*GIVEN INSTRUCTION*: Return each line of the records holding the string "this".

■ ■ ■ ■ ■ ■ ■

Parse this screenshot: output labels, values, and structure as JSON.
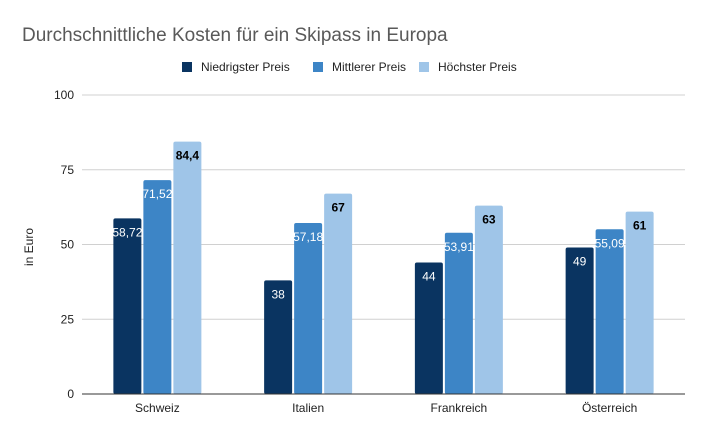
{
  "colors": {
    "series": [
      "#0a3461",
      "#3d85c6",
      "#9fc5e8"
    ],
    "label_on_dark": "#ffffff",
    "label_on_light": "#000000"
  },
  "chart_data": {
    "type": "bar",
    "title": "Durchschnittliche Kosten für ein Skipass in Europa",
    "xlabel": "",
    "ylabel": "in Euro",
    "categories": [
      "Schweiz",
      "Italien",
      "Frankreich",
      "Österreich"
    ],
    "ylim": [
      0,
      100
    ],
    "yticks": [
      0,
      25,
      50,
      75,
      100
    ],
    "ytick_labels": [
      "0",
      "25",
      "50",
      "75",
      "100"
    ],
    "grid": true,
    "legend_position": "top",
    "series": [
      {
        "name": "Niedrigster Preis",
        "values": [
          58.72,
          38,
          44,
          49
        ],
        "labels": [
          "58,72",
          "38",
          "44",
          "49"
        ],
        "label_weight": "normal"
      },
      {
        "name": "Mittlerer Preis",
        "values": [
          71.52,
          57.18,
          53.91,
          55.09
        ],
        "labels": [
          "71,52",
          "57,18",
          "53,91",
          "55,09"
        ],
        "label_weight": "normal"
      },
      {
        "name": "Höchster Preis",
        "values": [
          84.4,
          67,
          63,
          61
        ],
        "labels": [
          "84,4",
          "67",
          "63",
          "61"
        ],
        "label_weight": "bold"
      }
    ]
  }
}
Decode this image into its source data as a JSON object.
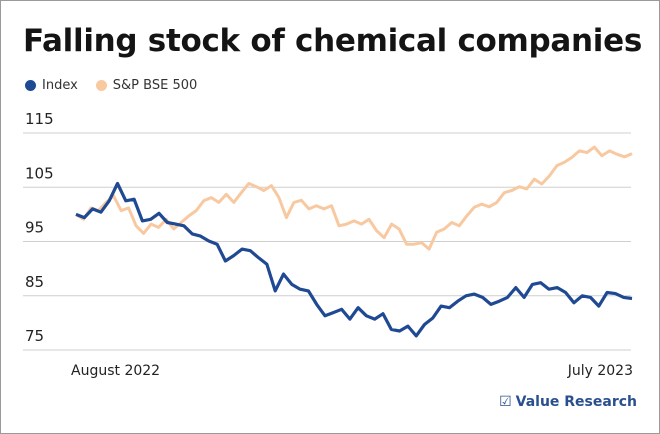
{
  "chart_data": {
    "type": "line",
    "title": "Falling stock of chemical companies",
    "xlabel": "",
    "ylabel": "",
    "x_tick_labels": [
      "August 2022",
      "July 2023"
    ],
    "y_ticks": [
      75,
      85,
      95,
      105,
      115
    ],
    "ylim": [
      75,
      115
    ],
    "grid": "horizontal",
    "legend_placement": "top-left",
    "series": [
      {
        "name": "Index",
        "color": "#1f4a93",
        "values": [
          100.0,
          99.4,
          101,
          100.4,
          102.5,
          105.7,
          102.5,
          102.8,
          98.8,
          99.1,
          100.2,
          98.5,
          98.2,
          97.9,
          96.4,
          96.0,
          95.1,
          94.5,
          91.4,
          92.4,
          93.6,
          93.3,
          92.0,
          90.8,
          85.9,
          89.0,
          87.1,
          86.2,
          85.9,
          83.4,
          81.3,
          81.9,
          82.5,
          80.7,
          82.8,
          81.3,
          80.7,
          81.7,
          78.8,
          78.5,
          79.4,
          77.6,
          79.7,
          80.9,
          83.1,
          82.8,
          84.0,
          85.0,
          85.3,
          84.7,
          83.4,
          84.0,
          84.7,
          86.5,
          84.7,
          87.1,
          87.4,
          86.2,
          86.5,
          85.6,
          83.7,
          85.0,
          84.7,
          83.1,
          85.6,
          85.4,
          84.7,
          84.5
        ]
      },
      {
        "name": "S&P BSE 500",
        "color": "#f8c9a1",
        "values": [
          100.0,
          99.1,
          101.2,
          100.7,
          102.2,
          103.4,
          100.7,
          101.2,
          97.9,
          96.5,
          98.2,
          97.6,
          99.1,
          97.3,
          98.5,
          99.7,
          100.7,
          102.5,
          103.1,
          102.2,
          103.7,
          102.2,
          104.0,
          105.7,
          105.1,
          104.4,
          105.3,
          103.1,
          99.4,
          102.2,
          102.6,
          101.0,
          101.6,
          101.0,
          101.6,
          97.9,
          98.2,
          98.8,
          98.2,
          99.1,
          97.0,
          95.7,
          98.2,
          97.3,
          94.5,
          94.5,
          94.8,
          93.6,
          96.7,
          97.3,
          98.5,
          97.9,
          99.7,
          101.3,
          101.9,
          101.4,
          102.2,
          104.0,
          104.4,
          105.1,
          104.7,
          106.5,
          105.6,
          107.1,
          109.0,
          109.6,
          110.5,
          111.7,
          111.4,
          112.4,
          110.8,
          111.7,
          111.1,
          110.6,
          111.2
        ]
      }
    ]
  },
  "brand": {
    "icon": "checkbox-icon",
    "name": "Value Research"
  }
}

■ ■ ■ ■ ■ ■ ■

*PROBLEM SOLUTION*:
Parse this screenshot: output labels, values, and structure as JSON.
Decode this image into its source data as a JSON object.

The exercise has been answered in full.